## [Your objective]
Search the listing below for the string "document" and show each line that contains it.
== Data section ==
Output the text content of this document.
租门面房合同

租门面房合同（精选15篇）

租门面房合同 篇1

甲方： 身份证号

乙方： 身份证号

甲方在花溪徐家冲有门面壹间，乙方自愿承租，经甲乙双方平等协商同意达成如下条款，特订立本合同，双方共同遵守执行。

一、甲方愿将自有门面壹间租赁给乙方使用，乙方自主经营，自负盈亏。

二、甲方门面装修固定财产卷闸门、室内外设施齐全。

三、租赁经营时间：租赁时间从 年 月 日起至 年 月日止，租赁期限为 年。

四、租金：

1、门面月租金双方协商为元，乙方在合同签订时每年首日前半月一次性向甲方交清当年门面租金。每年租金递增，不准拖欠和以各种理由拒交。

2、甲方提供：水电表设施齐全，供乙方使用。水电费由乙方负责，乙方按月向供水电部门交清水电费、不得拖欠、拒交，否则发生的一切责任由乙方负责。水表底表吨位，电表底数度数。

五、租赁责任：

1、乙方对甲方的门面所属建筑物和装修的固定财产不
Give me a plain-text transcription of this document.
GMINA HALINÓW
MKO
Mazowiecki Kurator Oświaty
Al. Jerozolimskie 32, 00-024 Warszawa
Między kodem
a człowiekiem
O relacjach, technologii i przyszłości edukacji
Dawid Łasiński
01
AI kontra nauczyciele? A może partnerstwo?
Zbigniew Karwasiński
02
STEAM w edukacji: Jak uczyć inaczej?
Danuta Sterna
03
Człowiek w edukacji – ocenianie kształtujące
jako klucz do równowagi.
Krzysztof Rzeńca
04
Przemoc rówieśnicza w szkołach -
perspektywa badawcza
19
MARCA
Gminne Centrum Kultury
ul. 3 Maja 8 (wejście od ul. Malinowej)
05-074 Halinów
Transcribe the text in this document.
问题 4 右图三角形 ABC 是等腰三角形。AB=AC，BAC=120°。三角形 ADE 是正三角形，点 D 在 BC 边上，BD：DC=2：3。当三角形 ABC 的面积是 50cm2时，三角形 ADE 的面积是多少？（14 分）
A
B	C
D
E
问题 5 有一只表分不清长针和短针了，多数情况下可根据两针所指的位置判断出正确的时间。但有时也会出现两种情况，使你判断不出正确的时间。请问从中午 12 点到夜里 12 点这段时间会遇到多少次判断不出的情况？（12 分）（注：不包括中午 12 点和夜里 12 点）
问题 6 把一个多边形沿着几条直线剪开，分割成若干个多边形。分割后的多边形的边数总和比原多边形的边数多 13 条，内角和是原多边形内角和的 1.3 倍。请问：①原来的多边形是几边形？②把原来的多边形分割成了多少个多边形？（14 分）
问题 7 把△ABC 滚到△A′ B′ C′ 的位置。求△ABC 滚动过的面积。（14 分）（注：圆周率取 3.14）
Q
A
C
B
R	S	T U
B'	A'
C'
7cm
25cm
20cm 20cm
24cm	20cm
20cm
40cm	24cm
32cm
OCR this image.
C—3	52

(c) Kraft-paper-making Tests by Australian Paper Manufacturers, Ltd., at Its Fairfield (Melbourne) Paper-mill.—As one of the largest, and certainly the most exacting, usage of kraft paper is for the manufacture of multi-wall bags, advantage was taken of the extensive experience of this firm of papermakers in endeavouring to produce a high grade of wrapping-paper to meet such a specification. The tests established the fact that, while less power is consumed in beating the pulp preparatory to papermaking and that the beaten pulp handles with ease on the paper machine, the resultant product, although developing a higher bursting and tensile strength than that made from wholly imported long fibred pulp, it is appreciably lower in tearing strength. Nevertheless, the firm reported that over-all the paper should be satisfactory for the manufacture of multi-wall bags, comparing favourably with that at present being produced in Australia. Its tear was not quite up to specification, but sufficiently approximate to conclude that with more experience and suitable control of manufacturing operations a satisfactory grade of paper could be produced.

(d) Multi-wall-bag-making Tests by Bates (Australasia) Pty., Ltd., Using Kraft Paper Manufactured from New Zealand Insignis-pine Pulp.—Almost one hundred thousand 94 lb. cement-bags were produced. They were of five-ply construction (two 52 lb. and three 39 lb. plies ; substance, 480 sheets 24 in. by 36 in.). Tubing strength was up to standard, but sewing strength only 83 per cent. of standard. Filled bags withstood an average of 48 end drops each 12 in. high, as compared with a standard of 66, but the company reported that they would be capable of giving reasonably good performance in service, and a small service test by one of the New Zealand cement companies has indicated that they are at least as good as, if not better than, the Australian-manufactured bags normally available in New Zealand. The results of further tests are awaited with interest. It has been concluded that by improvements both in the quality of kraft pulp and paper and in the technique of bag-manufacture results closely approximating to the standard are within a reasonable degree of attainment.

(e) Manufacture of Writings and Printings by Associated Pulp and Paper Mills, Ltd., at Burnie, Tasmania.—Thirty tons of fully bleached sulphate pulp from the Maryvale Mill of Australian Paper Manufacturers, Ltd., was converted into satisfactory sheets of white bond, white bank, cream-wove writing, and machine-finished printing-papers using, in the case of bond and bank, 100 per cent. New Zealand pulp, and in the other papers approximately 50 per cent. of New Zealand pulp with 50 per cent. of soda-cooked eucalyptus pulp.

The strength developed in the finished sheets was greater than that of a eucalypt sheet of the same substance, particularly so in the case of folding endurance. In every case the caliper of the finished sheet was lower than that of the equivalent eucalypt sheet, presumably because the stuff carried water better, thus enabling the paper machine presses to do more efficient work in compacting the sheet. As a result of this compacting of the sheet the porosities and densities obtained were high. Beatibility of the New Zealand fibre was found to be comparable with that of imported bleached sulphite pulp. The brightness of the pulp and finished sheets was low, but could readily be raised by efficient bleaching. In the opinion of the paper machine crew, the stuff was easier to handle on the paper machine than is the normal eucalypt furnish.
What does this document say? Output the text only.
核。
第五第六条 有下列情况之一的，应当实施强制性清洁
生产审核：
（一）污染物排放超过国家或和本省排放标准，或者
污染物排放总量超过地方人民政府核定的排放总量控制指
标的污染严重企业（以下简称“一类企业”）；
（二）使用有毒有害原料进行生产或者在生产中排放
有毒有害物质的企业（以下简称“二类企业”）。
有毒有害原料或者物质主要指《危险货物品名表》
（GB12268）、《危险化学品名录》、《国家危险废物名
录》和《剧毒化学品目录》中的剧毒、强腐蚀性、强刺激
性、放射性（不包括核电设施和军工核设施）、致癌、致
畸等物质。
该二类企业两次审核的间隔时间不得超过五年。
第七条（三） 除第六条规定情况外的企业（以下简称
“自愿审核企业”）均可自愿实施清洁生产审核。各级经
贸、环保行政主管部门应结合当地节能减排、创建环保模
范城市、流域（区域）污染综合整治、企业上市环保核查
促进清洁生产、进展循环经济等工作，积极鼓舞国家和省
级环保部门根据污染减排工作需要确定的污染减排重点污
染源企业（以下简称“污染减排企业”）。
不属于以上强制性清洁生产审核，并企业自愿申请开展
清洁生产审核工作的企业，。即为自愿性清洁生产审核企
===
## [The response]
Output the text content of this document.
Give me a plain-text transcription of this document.
Transcribe the text in this document.
What does this document say? Output the text only.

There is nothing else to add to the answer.